■ **DATA FOR PROCESSING**:
• • • • • • •
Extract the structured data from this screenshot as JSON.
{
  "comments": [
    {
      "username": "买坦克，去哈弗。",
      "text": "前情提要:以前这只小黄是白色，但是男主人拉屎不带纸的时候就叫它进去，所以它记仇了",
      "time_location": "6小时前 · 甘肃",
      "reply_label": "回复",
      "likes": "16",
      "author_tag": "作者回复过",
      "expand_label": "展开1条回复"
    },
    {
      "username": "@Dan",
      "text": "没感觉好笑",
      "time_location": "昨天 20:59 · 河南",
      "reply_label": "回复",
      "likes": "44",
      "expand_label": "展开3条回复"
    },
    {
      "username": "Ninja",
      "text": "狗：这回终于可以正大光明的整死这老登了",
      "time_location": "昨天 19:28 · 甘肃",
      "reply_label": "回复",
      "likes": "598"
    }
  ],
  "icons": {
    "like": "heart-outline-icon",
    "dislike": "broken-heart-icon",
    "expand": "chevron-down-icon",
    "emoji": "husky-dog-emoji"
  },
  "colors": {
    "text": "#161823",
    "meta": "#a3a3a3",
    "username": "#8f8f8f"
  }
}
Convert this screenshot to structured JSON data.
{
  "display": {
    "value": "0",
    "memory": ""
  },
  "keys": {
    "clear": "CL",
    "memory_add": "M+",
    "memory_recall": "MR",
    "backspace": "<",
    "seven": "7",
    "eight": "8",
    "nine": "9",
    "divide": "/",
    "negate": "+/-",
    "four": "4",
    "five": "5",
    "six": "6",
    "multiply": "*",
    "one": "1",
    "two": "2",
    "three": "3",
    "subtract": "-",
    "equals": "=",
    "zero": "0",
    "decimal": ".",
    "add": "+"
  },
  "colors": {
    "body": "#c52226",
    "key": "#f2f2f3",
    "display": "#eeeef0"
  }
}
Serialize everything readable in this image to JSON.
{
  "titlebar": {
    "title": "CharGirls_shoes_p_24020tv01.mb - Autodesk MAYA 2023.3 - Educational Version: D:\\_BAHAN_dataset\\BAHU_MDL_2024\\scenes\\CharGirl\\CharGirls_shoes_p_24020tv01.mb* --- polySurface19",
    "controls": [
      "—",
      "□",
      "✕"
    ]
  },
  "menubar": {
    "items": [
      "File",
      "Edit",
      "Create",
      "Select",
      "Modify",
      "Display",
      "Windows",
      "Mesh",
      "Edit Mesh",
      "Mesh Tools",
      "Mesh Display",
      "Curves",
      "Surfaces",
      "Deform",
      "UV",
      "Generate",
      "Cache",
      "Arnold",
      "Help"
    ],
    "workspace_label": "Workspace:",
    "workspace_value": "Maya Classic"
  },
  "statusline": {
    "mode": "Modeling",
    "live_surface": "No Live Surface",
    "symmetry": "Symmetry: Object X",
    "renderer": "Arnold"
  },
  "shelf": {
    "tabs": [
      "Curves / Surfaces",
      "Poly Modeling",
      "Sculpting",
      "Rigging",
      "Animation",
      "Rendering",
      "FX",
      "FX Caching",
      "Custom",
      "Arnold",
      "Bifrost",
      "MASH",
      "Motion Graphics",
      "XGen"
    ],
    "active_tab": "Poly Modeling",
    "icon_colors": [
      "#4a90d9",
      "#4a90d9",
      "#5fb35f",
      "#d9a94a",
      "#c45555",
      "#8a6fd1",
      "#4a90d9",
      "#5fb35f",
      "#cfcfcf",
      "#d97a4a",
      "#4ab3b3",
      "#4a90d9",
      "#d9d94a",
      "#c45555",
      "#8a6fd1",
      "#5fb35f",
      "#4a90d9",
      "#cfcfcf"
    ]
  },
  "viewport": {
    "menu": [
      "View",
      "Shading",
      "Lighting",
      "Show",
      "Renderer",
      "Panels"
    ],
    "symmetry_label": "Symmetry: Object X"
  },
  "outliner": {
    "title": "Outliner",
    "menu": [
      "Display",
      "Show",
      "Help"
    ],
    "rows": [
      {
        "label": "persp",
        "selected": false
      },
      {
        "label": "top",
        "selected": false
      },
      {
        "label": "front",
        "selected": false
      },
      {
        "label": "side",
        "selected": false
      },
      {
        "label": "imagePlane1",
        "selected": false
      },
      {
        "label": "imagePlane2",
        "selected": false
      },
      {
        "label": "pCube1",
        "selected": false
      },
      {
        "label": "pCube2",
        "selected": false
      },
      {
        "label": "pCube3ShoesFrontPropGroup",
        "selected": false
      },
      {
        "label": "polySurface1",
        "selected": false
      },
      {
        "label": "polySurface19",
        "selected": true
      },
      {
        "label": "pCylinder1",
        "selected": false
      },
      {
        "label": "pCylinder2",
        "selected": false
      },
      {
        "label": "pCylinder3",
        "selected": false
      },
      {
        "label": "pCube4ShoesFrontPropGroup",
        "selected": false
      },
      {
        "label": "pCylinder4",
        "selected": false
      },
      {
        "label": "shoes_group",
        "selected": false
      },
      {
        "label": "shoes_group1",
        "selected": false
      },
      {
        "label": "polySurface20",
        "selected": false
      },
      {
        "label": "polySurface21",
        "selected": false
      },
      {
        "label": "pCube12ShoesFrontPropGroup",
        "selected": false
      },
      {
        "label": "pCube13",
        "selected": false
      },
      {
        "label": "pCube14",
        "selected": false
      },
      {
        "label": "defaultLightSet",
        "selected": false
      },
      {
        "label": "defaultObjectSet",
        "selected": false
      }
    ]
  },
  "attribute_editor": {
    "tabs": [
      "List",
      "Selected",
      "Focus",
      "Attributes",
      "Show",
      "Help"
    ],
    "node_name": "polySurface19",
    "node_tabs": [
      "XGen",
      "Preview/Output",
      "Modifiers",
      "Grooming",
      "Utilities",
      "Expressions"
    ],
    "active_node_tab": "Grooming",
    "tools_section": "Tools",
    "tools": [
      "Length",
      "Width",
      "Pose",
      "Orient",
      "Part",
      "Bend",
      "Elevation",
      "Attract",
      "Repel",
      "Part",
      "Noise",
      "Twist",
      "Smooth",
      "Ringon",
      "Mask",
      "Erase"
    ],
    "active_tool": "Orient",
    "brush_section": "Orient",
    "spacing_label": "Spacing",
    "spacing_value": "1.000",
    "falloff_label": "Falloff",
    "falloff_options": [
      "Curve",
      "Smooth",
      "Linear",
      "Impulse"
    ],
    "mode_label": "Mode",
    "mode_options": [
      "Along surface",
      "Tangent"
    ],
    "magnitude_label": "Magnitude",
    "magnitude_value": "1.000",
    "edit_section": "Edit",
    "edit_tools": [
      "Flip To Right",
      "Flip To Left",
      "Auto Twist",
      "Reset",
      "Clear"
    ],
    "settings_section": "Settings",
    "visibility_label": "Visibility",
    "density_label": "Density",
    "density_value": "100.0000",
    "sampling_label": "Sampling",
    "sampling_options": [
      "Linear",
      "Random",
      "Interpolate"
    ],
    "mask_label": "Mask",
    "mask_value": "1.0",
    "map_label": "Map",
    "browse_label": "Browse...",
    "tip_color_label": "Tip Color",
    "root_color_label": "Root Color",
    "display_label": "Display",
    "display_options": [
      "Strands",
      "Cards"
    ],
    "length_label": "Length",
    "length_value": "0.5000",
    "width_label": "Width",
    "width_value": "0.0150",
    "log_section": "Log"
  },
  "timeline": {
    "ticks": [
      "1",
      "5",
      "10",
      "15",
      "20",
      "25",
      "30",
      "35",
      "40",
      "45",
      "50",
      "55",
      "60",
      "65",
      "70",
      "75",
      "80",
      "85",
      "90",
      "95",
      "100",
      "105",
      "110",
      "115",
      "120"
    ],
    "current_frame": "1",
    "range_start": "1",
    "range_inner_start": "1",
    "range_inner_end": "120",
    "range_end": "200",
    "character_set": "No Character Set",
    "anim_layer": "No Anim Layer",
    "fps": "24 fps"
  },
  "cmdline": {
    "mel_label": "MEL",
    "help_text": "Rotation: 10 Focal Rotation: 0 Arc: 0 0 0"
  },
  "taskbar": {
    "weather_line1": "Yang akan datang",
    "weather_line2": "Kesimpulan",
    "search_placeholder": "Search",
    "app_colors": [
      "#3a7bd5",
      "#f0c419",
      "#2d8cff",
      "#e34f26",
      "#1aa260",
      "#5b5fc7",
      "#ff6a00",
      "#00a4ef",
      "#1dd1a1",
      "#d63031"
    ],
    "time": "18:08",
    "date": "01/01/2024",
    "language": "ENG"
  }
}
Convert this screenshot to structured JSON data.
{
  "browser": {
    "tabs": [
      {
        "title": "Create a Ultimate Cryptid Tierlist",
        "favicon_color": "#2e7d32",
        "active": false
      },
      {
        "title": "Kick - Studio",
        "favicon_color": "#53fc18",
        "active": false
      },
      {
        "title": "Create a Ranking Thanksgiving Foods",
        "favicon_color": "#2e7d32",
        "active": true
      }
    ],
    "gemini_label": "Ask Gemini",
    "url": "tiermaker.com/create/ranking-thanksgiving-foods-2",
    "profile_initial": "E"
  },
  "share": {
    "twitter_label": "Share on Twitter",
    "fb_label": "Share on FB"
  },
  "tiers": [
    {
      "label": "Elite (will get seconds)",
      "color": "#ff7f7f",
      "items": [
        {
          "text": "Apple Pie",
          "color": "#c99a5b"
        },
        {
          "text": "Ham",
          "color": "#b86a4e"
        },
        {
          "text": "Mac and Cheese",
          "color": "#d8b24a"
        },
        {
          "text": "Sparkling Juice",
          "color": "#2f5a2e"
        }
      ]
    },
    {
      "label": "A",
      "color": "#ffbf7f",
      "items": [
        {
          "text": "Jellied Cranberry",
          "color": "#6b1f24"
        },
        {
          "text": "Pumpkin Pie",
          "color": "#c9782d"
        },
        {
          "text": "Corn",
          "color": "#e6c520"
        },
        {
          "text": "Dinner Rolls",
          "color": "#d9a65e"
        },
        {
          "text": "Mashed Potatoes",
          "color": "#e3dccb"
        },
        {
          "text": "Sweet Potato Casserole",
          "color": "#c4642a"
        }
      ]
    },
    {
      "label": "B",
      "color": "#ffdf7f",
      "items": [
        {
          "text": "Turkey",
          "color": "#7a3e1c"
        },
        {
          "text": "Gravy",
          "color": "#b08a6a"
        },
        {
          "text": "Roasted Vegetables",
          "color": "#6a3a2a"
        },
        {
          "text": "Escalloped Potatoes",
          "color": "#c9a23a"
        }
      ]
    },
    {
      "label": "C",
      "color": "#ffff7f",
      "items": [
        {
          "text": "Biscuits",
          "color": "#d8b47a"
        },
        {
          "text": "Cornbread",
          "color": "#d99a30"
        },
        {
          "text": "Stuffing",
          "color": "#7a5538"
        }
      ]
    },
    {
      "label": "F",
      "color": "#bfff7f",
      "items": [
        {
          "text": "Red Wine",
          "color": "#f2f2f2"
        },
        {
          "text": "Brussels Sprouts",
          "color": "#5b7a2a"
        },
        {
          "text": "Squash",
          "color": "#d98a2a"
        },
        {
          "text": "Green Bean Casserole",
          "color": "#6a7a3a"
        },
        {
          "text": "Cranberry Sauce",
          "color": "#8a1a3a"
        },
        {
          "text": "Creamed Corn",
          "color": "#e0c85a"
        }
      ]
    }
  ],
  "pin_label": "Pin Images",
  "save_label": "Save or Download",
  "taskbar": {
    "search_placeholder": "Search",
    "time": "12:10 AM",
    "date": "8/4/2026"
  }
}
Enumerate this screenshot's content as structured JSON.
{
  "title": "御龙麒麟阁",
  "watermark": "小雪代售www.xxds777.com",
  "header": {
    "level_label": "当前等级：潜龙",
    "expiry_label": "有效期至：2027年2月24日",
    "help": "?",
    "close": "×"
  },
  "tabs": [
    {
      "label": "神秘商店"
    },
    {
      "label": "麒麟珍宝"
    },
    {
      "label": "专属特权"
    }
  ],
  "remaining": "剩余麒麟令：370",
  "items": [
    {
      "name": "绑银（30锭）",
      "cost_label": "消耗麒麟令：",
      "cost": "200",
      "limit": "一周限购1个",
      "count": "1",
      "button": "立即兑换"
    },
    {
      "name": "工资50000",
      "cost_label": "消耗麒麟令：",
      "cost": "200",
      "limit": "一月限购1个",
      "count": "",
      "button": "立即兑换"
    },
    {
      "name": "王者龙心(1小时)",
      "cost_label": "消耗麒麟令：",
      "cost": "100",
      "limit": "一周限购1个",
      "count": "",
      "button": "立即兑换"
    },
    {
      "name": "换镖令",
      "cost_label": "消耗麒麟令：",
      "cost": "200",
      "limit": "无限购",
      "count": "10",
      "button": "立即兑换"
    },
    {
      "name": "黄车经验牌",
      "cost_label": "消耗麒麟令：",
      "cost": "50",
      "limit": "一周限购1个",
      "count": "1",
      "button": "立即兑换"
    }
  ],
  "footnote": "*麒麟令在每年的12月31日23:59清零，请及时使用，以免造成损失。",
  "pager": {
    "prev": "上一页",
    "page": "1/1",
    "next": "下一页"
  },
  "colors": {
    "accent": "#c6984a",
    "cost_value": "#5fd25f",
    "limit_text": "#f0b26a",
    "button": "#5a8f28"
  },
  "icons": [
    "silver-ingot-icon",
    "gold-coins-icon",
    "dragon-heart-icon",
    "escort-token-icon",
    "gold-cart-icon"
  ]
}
• • • • • • •
■ **WHAT IS REQUIRED**:
Where a line holds "Cranberry", copy it out.

■ **REPLY**:
          "text": "Jellied Cranberry",
          "text": "Cranberry Sauce",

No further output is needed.